Goal >> In this exercise, reproduce all the entries that follow exactly.

#### Input material ####

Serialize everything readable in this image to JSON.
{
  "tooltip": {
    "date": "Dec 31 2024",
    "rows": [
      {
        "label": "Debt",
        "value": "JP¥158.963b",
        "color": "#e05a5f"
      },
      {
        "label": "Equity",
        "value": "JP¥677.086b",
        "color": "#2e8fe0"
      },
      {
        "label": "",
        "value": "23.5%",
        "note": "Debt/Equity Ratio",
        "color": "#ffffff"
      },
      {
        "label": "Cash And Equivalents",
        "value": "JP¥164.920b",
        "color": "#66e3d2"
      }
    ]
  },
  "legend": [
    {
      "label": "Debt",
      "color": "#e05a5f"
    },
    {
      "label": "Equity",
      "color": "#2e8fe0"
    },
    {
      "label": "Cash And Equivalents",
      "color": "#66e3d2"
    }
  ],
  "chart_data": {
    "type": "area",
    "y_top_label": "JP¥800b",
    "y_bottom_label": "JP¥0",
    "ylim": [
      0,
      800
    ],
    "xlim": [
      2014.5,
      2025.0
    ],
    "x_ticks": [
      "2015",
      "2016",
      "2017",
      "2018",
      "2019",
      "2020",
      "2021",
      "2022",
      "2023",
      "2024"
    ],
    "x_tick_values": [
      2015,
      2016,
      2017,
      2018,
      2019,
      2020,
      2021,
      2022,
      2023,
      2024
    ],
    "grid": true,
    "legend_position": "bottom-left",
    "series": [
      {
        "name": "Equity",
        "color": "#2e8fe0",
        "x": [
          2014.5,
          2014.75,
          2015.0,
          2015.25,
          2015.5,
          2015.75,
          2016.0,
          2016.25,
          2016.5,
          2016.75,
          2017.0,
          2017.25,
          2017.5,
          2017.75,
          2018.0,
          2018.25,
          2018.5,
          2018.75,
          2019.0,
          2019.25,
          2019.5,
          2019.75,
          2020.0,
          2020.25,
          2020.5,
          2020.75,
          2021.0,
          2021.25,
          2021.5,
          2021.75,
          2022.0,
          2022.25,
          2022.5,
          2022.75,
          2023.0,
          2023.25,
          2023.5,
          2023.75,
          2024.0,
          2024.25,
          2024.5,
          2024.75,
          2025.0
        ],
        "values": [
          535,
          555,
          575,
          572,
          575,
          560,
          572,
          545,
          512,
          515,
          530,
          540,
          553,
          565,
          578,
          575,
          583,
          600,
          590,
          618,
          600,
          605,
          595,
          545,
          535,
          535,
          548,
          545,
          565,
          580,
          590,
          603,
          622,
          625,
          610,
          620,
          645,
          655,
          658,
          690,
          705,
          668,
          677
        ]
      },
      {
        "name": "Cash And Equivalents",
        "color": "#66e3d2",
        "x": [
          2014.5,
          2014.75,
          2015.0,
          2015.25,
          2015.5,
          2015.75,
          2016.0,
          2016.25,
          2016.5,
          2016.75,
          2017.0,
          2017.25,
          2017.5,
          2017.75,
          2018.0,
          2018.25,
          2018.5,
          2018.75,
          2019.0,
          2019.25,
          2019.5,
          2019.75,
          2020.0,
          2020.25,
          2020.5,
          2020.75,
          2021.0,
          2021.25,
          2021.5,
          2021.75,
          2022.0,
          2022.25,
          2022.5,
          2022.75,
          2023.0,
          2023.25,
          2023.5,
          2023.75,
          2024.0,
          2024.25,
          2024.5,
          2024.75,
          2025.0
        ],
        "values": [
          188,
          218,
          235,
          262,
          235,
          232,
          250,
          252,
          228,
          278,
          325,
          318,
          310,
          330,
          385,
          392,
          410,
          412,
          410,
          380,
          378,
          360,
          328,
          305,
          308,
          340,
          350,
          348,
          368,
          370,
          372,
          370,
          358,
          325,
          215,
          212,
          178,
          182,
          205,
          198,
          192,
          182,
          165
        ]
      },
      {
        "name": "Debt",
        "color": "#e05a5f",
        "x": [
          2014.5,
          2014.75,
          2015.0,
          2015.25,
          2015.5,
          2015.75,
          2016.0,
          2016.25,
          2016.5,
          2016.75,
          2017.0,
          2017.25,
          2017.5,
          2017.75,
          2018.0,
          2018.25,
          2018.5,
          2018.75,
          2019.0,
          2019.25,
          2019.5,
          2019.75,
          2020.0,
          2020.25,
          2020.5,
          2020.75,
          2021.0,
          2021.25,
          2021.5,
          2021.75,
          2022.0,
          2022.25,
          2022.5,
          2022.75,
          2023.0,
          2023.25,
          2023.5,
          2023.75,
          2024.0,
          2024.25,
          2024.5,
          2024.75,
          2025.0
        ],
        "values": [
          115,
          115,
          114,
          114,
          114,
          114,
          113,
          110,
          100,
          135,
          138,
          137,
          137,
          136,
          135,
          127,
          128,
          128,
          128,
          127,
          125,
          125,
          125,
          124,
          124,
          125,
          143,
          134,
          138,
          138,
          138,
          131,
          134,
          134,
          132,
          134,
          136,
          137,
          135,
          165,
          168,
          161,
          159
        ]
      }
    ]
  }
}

####

Completed exercise >>
Serialize everything readable in this image to JSON.
{
  "tooltip": {
    "date": "Dec 31 2024",
    "rows": [
      {
        "label": "Debt",
        "value": "JP¥158.963b",
        "color": "#e05a5f"
      },
      {
        "label": "Equity",
        "value": "JP¥677.086b",
        "color": "#2e8fe0"
      },
      {
        "label": "",
        "value": "23.5%",
        "note": "Debt/Equity Ratio",
        "color": "#ffffff"
      },
      {
        "label": "Cash And Equivalents",
        "value": "JP¥164.920b",
        "color": "#66e3d2"
      }
    ]
  },
  "legend": [
    {
      "label": "Debt",
      "color": "#e05a5f"
    },
    {
      "label": "Equity",
      "color": "#2e8fe0"
    },
    {
      "label": "Cash And Equivalents",
      "color": "#66e3d2"
    }
  ],
  "chart_data": {
    "type": "area",
    "y_top_label": "JP¥800b",
    "y_bottom_label": "JP¥0",
    "ylim": [
      0,
      800
    ],
    "xlim": [
      2014.5,
      2025.0
    ],
    "x_ticks": [
      "2015",
      "2016",
      "2017",
      "2018",
      "2019",
      "2020",
      "2021",
      "2022",
      "2023",
      "2024"
    ],
    "x_tick_values": [
      2015,
      2016,
      2017,
      2018,
      2019,
      2020,
      2021,
      2022,
      2023,
      2024
    ],
    "grid": true,
    "legend_position": "bottom-left",
    "series": [
      {
        "name": "Equity",
        "color": "#2e8fe0",
        "x": [
          2014.5,
          2014.75,
          2015.0,
          2015.25,
          2015.5,
          2015.75,
          2016.0,
          2016.25,
          2016.5,
          2016.75,
          2017.0,
          2017.25,
          2017.5,
          2017.75,
          2018.0,
          2018.25,
          2018.5,
          2018.75,
          2019.0,
          2019.25,
          2019.5,
          2019.75,
          2020.0,
          2020.25,
          2020.5,
          2020.75,
          2021.0,
          2021.25,
          2021.5,
          2021.75,
          2022.0,
          2022.25,
          2022.5,
          2022.75,
          2023.0,
          2023.25,
          2023.5,
          2023.75,
          2024.0,
          2024.25,
          2024.5,
          2024.75,
          2025.0
        ],
        "values": [
          535,
          555,
          575,
          572,
          575,
          560,
          572,
          545,
          512,
          515,
          530,
          540,
          553,
          565,
          578,
          575,
          583,
          600,
          590,
          618,
          600,
          605,
          595,
          545,
          535,
          535,
          548,
          545,
          565,
          580,
          590,
          603,
          622,
          625,
          610,
          620,
          645,
          655,
          658,
          690,
          705,
          668,
          677
        ]
      },
      {
        "name": "Cash And Equivalents",
        "color": "#66e3d2",
        "x": [
          2014.5,
          2014.75,
          2015.0,
          2015.25,
          2015.5,
          2015.75,
          2016.0,
          2016.25,
          2016.5,
          2016.75,
          2017.0,
          2017.25,
          2017.5,
          2017.75,
          2018.0,
          2018.25,
          2018.5,
          2018.75,
          2019.0,
          2019.25,
          2019.5,
          2019.75,
          2020.0,
          2020.25,
          2020.5,
          2020.75,
          2021.0,
          2021.25,
          2021.5,
          2021.75,
          2022.0,
          2022.25,
          2022.5,
          2022.75,
          2023.0,
          2023.25,
          2023.5,
          2023.75,
          2024.0,
          2024.25,
          2024.5,
          2024.75,
          2025.0
        ],
        "values": [
          188,
          218,
          235,
          262,
          235,
          232,
          250,
          252,
          228,
          278,
          325,
          318,
          310,
          330,
          385,
          392,
          410,
          412,
          410,
          380,
          378,
          360,
          328,
          305,
          308,
          340,
          350,
          348,
          368,
          370,
          372,
          370,
          358,
          325,
          215,
          212,
          178,
          182,
          205,
          198,
          192,
          182,
          165
        ]
      },
      {
        "name": "Debt",
        "color": "#e05a5f",
        "x": [
          2014.5,
          2014.75,
          2015.0,
          2015.25,
          2015.5,
          2015.75,
          2016.0,
          2016.25,
          2016.5,
          2016.75,
          2017.0,
          2017.25,
          2017.5,
          2017.75,
          2018.0,
          2018.25,
          2018.5,
          2018.75,
          2019.0,
          2019.25,
          2019.5,
          2019.75,
          2020.0,
          2020.25,
          2020.5,
          2020.75,
          2021.0,
          2021.25,
          2021.5,
          2021.75,
          2022.0,
          2022.25,
          2022.5,
          2022.75,
          2023.0,
          2023.25,
          2023.5,
          2023.75,
          2024.0,
          2024.25,
          2024.5,
          2024.75,
          2025.0
        ],
        "values": [
          115,
          115,
          114,
          114,
          114,
          114,
          113,
          110,
          100,
          135,
          138,
          137,
          137,
          136,
          135,
          127,
          128,
          128,
          128,
          127,
          125,
          125,
          125,
          124,
          124,
          125,
          143,
          134,
          138,
          138,
          138,
          131,
          134,
          134,
          132,
          134,
          136,
          137,
          135,
          165,
          168,
          161,
          159
        ]
      }
    ]
  }
}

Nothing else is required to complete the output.